*TASK*
Copy out every line of the data below without altering anything.

*EXTRACTED RECORDS*
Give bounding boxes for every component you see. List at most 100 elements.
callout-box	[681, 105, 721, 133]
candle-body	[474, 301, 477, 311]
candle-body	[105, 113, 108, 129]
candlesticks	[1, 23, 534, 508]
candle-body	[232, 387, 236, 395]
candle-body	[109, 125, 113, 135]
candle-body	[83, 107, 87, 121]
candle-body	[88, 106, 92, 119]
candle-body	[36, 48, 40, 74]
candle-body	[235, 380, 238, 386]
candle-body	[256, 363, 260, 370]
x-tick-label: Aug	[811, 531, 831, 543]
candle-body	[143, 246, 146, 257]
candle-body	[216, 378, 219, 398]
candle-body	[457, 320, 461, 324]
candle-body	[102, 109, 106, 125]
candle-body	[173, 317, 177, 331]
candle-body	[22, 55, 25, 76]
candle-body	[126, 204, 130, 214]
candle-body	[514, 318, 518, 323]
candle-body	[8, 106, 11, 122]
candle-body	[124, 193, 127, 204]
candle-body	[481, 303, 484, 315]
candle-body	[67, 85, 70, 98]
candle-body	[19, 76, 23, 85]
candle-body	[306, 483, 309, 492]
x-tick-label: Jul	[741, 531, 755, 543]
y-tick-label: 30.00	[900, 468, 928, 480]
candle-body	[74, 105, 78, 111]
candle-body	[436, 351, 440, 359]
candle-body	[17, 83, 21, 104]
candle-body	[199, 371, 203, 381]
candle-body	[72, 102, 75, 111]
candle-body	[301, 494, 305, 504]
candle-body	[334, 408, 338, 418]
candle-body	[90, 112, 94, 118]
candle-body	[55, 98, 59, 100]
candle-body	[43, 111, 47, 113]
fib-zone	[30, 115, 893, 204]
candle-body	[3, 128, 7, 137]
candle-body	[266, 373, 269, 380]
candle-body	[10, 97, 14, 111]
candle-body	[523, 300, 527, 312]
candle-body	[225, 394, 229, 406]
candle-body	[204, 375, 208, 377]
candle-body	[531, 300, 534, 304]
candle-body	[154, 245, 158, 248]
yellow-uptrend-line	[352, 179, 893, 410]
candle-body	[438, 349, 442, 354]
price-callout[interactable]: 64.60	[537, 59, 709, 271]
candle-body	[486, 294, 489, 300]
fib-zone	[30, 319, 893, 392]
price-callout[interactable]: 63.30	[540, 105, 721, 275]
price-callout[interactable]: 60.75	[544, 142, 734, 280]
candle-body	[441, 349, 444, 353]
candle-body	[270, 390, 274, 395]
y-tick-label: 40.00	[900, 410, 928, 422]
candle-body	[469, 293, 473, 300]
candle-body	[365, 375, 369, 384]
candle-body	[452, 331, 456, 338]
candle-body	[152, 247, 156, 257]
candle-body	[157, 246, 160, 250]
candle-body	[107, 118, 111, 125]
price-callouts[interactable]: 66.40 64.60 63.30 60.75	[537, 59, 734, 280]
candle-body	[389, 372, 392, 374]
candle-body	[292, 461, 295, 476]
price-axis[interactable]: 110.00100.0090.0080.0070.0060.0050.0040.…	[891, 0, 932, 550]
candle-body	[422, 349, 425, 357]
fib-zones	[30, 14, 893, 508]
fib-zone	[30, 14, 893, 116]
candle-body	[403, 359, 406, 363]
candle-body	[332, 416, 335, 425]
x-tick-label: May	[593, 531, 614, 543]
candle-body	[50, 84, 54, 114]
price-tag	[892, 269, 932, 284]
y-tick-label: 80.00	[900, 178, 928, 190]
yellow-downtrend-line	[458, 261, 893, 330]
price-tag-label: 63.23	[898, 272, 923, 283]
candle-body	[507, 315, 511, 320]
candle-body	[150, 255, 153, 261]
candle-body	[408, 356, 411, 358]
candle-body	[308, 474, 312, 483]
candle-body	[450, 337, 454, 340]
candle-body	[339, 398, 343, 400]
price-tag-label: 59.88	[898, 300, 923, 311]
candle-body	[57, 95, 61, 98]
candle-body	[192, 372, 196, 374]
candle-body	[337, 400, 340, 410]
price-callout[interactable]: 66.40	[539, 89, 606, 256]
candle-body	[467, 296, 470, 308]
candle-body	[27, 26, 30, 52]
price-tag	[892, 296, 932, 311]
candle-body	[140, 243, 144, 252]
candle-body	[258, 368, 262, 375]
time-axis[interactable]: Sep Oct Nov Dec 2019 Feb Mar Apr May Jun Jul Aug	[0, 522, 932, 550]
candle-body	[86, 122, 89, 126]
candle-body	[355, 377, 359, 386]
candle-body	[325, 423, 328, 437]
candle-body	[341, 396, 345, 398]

*FULL SOLUTION*
Give bounding boxes for every component you see. List at most 100 elements.
callout-box	[681, 105, 721, 133]
candle-body	[474, 301, 477, 311]
candle-body	[105, 113, 108, 129]
candlesticks	[1, 23, 534, 508]
candle-body	[232, 387, 236, 395]
candle-body	[109, 125, 113, 135]
candle-body	[83, 107, 87, 121]
candle-body	[88, 106, 92, 119]
candle-body	[36, 48, 40, 74]
candle-body	[235, 380, 238, 386]
candle-body	[256, 363, 260, 370]
x-tick-label: Aug	[811, 531, 831, 543]
candle-body	[143, 246, 146, 257]
candle-body	[216, 378, 219, 398]
candle-body	[457, 320, 461, 324]
candle-body	[102, 109, 106, 125]
candle-body	[173, 317, 177, 331]
candle-body	[22, 55, 25, 76]
candle-body	[126, 204, 130, 214]
candle-body	[514, 318, 518, 323]
candle-body	[8, 106, 11, 122]
candle-body	[124, 193, 127, 204]
candle-body	[481, 303, 484, 315]
candle-body	[67, 85, 70, 98]
candle-body	[19, 76, 23, 85]
candle-body	[306, 483, 309, 492]
x-tick-label: Jul	[741, 531, 755, 543]
y-tick-label: 30.00	[900, 468, 928, 480]
candle-body	[74, 105, 78, 111]
candle-body	[436, 351, 440, 359]
candle-body	[17, 83, 21, 104]
candle-body	[199, 371, 203, 381]
candle-body	[72, 102, 75, 111]
candle-body	[301, 494, 305, 504]
candle-body	[334, 408, 338, 418]
candle-body	[90, 112, 94, 118]
candle-body	[55, 98, 59, 100]
candle-body	[43, 111, 47, 113]
fib-zone	[30, 115, 893, 204]
candle-body	[3, 128, 7, 137]
candle-body	[266, 373, 269, 380]
candle-body	[10, 97, 14, 111]
candle-body	[523, 300, 527, 312]
candle-body	[225, 394, 229, 406]
candle-body	[204, 375, 208, 377]
candle-body	[531, 300, 534, 304]
candle-body	[154, 245, 158, 248]
yellow-uptrend-line	[352, 179, 893, 410]
candle-body	[438, 349, 442, 354]
price-callout[interactable]: 64.60	[537, 59, 709, 271]
candle-body	[486, 294, 489, 300]
fib-zone	[30, 319, 893, 392]
price-callout[interactable]: 63.30	[540, 105, 721, 275]
price-callout[interactable]: 60.75	[544, 142, 734, 280]
candle-body	[441, 349, 444, 353]
candle-body	[270, 390, 274, 395]
y-tick-label: 40.00	[900, 410, 928, 422]
candle-body	[469, 293, 473, 300]
candle-body	[365, 375, 369, 384]
candle-body	[452, 331, 456, 338]
candle-body	[152, 247, 156, 257]
candle-body	[157, 246, 160, 250]
candle-body	[107, 118, 111, 125]
price-callouts[interactable]: 66.40 64.60 63.30 60.75	[537, 59, 734, 280]
candle-body	[389, 372, 392, 374]
candle-body	[292, 461, 295, 476]
price-axis[interactable]: 110.00100.0090.0080.0070.0060.0050.0040.…	[891, 0, 932, 550]
candle-body	[422, 349, 425, 357]
fib-zones	[30, 14, 893, 508]
fib-zone	[30, 14, 893, 116]
candle-body	[403, 359, 406, 363]
candle-body	[332, 416, 335, 425]
x-tick-label: May	[593, 531, 614, 543]
candle-body	[50, 84, 54, 114]
price-tag	[892, 269, 932, 284]
y-tick-label: 80.00	[900, 178, 928, 190]
yellow-downtrend-line	[458, 261, 893, 330]
price-tag-label: 63.23	[898, 272, 923, 283]
candle-body	[507, 315, 511, 320]
candle-body	[150, 255, 153, 261]
candle-body	[408, 356, 411, 358]
candle-body	[308, 474, 312, 483]
candle-body	[450, 337, 454, 340]
candle-body	[339, 398, 343, 400]
price-tag-label: 59.88	[898, 300, 923, 311]
candle-body	[57, 95, 61, 98]
candle-body	[192, 372, 196, 374]
candle-body	[337, 400, 340, 410]
price-callout[interactable]: 66.40	[539, 89, 606, 256]
candle-body	[467, 296, 470, 308]
candle-body	[27, 26, 30, 52]
price-tag	[892, 296, 932, 311]
candle-body	[140, 243, 144, 252]
candle-body	[258, 368, 262, 375]
time-axis[interactable]: Sep Oct Nov Dec 2019 Feb Mar Apr May Jun Jul Aug	[0, 522, 932, 550]
candle-body	[86, 122, 89, 126]
candle-body	[355, 377, 359, 386]
candle-body	[325, 423, 328, 437]
candle-body	[341, 396, 345, 398]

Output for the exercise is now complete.